● **GIVEN TASK**:
Extract every entry word for word.
--- INPUT MATERIAL ---
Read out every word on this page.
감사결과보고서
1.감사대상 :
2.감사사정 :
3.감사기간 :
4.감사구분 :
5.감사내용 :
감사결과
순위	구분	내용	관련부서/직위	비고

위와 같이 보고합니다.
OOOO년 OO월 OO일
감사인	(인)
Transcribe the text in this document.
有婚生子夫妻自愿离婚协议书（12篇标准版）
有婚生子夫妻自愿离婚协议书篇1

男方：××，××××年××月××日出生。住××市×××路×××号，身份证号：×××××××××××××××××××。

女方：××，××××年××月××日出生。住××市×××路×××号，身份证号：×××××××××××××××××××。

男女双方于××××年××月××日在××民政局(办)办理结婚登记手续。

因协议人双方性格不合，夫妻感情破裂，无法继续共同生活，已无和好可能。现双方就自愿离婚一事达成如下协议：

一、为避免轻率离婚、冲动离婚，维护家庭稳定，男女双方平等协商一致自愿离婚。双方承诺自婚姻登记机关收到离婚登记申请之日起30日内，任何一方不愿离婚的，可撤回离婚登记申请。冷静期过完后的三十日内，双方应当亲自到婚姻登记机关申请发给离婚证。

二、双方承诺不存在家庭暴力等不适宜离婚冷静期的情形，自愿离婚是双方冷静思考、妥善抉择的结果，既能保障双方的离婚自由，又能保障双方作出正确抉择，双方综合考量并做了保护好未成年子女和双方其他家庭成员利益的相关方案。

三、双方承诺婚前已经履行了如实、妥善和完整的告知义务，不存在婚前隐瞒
---
● **RESULT OF THIS TASK**:
Read out every word on this page.
감사결과보고서
1.감사대상 :
2.감사사정 :
3.감사기간 :
4.감사구분 :
5.감사내용 :
감사결과
순위	구분	내용	관련부서/직위	비고

위와 같이 보고합니다.
OOOO년 OO월 OO일
감사인	(인)
Transcribe the text in this document.
有婚生子夫妻自愿离婚协议书（12篇标准版）
有婚生子夫妻自愿离婚协议书篇1

男方：××，××××年××月××日出生。住××市×××路×××号，身份证号：×××××××××××××××××××。

女方：××，××××年××月××日出生。住××市×××路×××号，身份证号：×××××××××××××××××××。

男女双方于××××年××月××日在××民政局(办)办理结婚登记手续。

因协议人双方性格不合，夫妻感情破裂，无法继续共同生活，已无和好可能。现双方就自愿离婚一事达成如下协议：

一、为避免轻率离婚、冲动离婚，维护家庭稳定，男女双方平等协商一致自愿离婚。双方承诺自婚姻登记机关收到离婚登记申请之日起30日内，任何一方不愿离婚的，可撤回离婚登记申请。冷静期过完后的三十日内，双方应当亲自到婚姻登记机关申请发给离婚证。

二、双方承诺不存在家庭暴力等不适宜离婚冷静期的情形，自愿离婚是双方冷静思考、妥善抉择的结果，既能保障双方的离婚自由，又能保障双方作出正确抉择，双方综合考量并做了保护好未成年子女和双方其他家庭成员利益的相关方案。

三、双方承诺婚前已经履行了如实、妥善和完整的告知义务，不存在婚前隐瞒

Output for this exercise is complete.